■ Data entries for graphics
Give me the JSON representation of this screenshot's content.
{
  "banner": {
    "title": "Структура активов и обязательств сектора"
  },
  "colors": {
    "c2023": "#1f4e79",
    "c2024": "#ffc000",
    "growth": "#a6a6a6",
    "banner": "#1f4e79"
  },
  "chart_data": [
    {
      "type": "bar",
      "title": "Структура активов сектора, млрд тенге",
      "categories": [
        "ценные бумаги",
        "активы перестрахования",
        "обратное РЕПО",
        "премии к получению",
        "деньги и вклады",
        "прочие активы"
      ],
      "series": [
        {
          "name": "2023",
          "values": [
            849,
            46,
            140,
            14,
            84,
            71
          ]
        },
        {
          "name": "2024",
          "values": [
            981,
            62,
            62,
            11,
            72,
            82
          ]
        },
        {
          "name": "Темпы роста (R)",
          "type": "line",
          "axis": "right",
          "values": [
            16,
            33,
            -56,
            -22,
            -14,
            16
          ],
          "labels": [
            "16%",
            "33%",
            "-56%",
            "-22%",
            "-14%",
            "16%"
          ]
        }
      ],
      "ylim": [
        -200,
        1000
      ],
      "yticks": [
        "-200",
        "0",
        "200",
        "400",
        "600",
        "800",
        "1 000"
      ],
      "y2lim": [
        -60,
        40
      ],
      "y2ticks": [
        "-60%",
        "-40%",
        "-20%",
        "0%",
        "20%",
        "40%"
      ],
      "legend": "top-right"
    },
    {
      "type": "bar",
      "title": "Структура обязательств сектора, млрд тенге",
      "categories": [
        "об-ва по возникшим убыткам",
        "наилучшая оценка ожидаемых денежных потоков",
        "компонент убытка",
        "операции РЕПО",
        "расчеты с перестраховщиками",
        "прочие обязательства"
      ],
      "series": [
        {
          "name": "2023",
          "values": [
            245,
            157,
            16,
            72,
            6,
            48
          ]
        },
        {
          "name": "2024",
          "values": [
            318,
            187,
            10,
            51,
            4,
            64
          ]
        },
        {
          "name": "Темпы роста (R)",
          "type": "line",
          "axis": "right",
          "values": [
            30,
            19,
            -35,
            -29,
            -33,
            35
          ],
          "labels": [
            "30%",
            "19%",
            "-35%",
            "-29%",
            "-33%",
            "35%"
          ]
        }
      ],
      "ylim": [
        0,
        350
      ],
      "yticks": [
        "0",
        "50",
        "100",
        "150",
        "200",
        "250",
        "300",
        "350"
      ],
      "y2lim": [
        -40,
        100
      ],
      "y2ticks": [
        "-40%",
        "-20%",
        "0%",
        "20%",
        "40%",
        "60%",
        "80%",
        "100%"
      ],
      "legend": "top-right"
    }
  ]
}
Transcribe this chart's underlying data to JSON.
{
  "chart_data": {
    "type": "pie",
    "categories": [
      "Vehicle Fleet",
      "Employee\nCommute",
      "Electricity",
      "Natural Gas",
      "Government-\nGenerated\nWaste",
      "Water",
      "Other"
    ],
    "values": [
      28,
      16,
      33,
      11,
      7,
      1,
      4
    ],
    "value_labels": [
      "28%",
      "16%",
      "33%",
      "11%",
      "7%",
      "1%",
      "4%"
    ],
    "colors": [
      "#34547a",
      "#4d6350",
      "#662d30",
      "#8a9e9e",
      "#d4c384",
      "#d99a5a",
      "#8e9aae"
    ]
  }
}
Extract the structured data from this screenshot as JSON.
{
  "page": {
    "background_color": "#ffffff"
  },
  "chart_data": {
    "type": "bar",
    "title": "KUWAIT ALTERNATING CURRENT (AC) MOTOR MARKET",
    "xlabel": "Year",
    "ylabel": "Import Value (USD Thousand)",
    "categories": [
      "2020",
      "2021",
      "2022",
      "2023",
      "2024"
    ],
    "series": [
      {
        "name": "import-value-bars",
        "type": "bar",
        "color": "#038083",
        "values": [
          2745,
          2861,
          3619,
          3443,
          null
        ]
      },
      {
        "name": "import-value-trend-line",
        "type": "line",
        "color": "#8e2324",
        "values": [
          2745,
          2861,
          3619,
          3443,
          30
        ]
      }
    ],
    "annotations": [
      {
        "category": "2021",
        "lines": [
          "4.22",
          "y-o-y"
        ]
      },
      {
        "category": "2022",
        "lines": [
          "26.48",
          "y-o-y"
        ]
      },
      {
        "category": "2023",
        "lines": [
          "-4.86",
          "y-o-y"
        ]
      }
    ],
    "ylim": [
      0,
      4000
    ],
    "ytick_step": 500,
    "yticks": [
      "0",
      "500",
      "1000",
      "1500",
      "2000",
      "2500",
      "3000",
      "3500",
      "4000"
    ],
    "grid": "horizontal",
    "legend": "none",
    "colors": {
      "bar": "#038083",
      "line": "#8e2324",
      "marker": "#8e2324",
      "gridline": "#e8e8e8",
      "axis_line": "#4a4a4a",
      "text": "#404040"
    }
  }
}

■ REQUIREMENTS
Find the lines above holding the word "JSON" and show them.

■ ANSWER TO THE EXERCISE
Give me the JSON representation of this screenshot's content.
Transcribe this chart's underlying data to JSON.
Extract the structured data from this screenshot as JSON.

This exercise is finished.